## Exercise task:
Search the data for the string "ylabel" and extract every line where it appears.

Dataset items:
========

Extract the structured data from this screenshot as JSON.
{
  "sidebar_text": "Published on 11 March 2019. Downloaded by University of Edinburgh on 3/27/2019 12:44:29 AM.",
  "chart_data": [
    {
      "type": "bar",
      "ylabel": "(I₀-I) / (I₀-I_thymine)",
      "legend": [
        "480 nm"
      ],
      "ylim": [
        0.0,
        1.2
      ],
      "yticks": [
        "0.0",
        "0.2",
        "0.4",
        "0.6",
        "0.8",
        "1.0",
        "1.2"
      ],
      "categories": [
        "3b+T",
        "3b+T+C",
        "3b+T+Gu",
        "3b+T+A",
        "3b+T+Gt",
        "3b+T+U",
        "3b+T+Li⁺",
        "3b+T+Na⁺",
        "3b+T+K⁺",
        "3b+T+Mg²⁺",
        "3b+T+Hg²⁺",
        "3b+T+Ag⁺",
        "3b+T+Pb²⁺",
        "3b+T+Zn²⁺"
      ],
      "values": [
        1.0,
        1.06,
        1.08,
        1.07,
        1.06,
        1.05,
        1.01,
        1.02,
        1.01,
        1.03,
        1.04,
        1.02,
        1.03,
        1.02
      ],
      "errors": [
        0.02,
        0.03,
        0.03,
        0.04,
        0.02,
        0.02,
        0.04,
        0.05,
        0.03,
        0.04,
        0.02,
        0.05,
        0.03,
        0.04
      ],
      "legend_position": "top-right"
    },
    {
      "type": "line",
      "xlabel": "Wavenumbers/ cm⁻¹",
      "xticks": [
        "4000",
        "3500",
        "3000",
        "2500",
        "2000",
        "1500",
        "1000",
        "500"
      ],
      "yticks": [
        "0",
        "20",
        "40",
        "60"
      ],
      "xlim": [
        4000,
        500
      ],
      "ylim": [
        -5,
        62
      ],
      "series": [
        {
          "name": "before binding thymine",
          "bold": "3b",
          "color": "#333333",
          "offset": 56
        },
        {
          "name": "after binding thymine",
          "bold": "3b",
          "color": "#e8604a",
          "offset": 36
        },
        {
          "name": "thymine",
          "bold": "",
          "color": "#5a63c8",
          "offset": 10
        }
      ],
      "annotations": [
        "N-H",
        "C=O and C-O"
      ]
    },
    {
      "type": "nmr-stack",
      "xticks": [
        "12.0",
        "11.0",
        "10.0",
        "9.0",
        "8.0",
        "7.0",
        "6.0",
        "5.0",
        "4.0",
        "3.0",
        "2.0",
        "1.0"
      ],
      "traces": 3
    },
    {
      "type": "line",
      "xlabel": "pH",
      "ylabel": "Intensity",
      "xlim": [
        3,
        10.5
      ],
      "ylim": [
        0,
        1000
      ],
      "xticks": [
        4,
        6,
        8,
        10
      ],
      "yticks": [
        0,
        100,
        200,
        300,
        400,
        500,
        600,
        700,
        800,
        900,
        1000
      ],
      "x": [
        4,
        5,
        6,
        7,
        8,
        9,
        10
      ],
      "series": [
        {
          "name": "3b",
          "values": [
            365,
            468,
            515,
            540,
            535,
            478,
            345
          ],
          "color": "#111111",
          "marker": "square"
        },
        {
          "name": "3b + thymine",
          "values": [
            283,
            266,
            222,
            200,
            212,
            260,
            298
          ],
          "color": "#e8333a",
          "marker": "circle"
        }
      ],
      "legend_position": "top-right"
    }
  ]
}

========

## Written solution:
      "ylabel": "(I₀-I) / (I₀-I_thymine)",
      "ylabel": "Intensity",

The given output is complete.